- **Task statement**:
Locate each line below that includes "Administrator" and reproduce it.
|---|
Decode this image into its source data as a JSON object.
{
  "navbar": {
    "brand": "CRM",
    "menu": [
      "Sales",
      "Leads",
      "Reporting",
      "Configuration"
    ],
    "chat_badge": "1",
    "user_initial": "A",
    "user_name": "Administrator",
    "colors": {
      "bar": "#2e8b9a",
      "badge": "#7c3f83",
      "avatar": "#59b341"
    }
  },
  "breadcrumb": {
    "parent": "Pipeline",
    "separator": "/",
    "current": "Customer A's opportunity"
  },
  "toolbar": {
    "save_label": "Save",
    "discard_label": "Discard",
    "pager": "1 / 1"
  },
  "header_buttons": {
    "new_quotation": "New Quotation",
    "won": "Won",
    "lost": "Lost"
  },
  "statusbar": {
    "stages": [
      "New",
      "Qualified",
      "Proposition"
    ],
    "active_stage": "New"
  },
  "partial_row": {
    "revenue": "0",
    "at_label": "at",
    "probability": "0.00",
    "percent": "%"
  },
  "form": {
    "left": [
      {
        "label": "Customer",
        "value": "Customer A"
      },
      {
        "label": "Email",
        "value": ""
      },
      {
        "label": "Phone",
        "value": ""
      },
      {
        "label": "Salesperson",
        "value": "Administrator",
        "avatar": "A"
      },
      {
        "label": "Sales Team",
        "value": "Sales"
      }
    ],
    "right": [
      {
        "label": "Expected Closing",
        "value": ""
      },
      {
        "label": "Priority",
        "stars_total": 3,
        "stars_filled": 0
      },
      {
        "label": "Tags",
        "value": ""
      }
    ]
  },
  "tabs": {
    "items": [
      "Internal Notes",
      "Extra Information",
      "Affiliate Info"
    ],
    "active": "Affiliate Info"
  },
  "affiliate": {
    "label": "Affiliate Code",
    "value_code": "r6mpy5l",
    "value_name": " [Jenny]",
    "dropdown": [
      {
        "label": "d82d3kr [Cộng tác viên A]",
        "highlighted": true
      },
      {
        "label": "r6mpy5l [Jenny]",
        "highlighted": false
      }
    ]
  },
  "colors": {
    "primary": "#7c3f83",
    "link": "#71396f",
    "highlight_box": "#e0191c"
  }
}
|---|
- **Task solution**:
    "user_name": "Administrator",
        "value": "Administrator",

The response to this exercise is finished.